* START Source data *
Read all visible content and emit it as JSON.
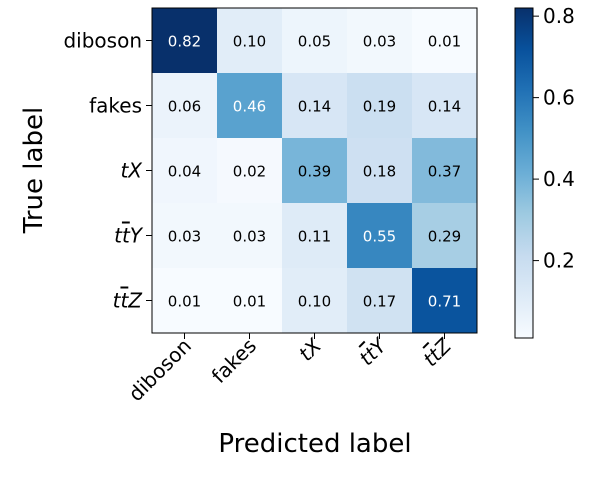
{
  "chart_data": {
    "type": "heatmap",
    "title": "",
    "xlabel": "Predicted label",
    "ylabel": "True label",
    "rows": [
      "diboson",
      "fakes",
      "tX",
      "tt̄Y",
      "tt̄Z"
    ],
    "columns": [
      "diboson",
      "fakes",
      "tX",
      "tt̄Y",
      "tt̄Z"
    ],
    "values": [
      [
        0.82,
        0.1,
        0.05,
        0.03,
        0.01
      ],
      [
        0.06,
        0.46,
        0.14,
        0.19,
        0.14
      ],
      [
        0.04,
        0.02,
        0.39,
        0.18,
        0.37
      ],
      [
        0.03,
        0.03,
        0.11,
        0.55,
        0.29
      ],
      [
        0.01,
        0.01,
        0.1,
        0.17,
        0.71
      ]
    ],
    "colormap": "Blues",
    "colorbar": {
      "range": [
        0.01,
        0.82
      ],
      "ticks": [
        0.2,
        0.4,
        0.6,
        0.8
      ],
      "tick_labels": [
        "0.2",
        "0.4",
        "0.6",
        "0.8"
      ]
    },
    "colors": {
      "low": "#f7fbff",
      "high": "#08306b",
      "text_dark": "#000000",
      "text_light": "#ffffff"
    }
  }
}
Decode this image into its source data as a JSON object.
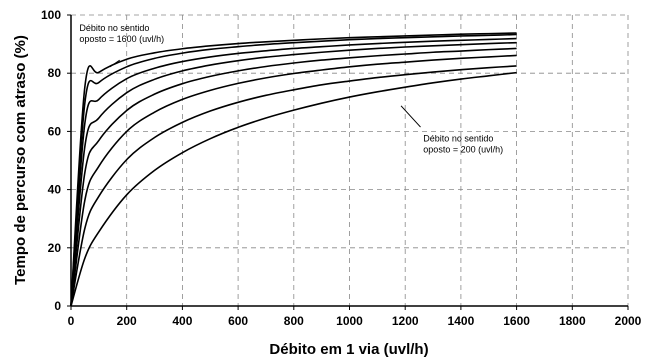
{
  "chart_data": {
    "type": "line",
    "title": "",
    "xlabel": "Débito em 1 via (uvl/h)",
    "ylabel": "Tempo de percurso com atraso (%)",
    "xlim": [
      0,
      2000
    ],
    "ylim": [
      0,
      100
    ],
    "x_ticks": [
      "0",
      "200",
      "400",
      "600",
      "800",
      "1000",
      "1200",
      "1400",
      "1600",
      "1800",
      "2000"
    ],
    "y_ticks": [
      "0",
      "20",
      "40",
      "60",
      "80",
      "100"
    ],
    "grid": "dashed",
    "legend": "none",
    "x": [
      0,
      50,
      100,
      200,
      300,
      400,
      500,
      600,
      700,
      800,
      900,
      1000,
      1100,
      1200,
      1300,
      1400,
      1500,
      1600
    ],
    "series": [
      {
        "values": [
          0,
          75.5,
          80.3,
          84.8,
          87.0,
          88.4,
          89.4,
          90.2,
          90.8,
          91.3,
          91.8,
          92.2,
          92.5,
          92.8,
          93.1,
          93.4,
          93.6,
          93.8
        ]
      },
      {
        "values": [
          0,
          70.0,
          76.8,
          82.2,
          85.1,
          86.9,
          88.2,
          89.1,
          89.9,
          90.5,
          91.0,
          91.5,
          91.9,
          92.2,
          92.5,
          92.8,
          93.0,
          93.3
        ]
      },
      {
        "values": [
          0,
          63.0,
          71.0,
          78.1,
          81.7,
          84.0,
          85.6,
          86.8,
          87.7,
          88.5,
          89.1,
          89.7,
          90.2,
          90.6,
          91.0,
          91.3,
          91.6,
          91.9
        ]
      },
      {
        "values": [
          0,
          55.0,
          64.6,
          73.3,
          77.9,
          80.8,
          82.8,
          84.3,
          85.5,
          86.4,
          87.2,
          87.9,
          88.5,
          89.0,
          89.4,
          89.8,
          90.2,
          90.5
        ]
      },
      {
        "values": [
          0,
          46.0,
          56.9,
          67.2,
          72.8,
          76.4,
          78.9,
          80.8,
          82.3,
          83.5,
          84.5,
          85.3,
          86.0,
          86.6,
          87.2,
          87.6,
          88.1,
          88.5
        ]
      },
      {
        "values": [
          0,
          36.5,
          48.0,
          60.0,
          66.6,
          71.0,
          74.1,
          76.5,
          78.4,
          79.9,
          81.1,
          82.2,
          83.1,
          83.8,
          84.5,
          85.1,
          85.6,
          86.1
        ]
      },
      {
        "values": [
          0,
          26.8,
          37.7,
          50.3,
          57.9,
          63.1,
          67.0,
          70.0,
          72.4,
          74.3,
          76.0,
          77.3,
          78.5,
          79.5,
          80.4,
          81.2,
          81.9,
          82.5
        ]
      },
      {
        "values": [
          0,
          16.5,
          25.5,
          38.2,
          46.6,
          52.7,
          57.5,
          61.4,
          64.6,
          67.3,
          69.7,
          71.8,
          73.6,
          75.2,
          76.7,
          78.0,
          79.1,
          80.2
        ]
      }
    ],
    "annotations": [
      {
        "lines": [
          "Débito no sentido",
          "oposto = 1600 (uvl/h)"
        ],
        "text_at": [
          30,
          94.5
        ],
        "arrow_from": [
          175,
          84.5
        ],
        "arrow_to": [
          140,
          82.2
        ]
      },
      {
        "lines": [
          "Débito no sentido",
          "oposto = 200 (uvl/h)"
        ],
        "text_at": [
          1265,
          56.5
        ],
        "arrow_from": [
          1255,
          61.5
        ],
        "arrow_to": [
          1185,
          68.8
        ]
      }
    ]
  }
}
* END Source data *
## What is needed
Without the pictures, print the whole listing exactly as given.

## Full output
Read all visible content and emit it as JSON.
{
  "chart_data": {
    "type": "heatmap",
    "title": "",
    "xlabel": "Predicted label",
    "ylabel": "True label",
    "rows": [
      "diboson",
      "fakes",
      "tX",
      "tt̄Y",
      "tt̄Z"
    ],
    "columns": [
      "diboson",
      "fakes",
      "tX",
      "tt̄Y",
      "tt̄Z"
    ],
    "values": [
      [
        0.82,
        0.1,
        0.05,
        0.03,
        0.01
      ],
      [
        0.06,
        0.46,
        0.14,
        0.19,
        0.14
      ],
      [
        0.04,
        0.02,
        0.39,
        0.18,
        0.37
      ],
      [
        0.03,
        0.03,
        0.11,
        0.55,
        0.29
      ],
      [
        0.01,
        0.01,
        0.1,
        0.17,
        0.71
      ]
    ],
    "colormap": "Blues",
    "colorbar": {
      "range": [
        0.01,
        0.82
      ],
      "ticks": [
        0.2,
        0.4,
        0.6,
        0.8
      ],
      "tick_labels": [
        "0.2",
        "0.4",
        "0.6",
        "0.8"
      ]
    },
    "colors": {
      "low": "#f7fbff",
      "high": "#08306b",
      "text_dark": "#000000",
      "text_light": "#ffffff"
    }
  }
}
Decode this image into its source data as a JSON object.
{
  "chart_data": {
    "type": "line",
    "title": "",
    "xlabel": "Débito em 1 via (uvl/h)",
    "ylabel": "Tempo de percurso com atraso (%)",
    "xlim": [
      0,
      2000
    ],
    "ylim": [
      0,
      100
    ],
    "x_ticks": [
      "0",
      "200",
      "400",
      "600",
      "800",
      "1000",
      "1200",
      "1400",
      "1600",
      "1800",
      "2000"
    ],
    "y_ticks": [
      "0",
      "20",
      "40",
      "60",
      "80",
      "100"
    ],
    "grid": "dashed",
    "legend": "none",
    "x": [
      0,
      50,
      100,
      200,
      300,
      400,
      500,
      600,
      700,
      800,
      900,
      1000,
      1100,
      1200,
      1300,
      1400,
      1500,
      1600
    ],
    "series": [
      {
        "values": [
          0,
          75.5,
          80.3,
          84.8,
          87.0,
          88.4,
          89.4,
          90.2,
          90.8,
          91.3,
          91.8,
          92.2,
          92.5,
          92.8,
          93.1,
          93.4,
          93.6,
          93.8
        ]
      },
      {
        "values": [
          0,
          70.0,
          76.8,
          82.2,
          85.1,
          86.9,
          88.2,
          89.1,
          89.9,
          90.5,
          91.0,
          91.5,
          91.9,
          92.2,
          92.5,
          92.8,
          93.0,
          93.3
        ]
      },
      {
        "values": [
          0,
          63.0,
          71.0,
          78.1,
          81.7,
          84.0,
          85.6,
          86.8,
          87.7,
          88.5,
          89.1,
          89.7,
          90.2,
          90.6,
          91.0,
          91.3,
          91.6,
          91.9
        ]
      },
      {
        "values": [
          0,
          55.0,
          64.6,
          73.3,
          77.9,
          80.8,
          82.8,
          84.3,
          85.5,
          86.4,
          87.2,
          87.9,
          88.5,
          89.0,
          89.4,
          89.8,
          90.2,
          90.5
        ]
      },
      {
        "values": [
          0,
          46.0,
          56.9,
          67.2,
          72.8,
          76.4,
          78.9,
          80.8,
          82.3,
          83.5,
          84.5,
          85.3,
          86.0,
          86.6,
          87.2,
          87.6,
          88.1,
          88.5
        ]
      },
      {
        "values": [
          0,
          36.5,
          48.0,
          60.0,
          66.6,
          71.0,
          74.1,
          76.5,
          78.4,
          79.9,
          81.1,
          82.2,
          83.1,
          83.8,
          84.5,
          85.1,
          85.6,
          86.1
        ]
      },
      {
        "values": [
          0,
          26.8,
          37.7,
          50.3,
          57.9,
          63.1,
          67.0,
          70.0,
          72.4,
          74.3,
          76.0,
          77.3,
          78.5,
          79.5,
          80.4,
          81.2,
          81.9,
          82.5
        ]
      },
      {
        "values": [
          0,
          16.5,
          25.5,
          38.2,
          46.6,
          52.7,
          57.5,
          61.4,
          64.6,
          67.3,
          69.7,
          71.8,
          73.6,
          75.2,
          76.7,
          78.0,
          79.1,
          80.2
        ]
      }
    ],
    "annotations": [
      {
        "lines": [
          "Débito no sentido",
          "oposto = 1600 (uvl/h)"
        ],
        "text_at": [
          30,
          94.5
        ],
        "arrow_from": [
          175,
          84.5
        ],
        "arrow_to": [
          140,
          82.2
        ]
      },
      {
        "lines": [
          "Débito no sentido",
          "oposto = 200 (uvl/h)"
        ],
        "text_at": [
          1265,
          56.5
        ],
        "arrow_from": [
          1255,
          61.5
        ],
        "arrow_to": [
          1185,
          68.8
        ]
      }
    ]
  }
}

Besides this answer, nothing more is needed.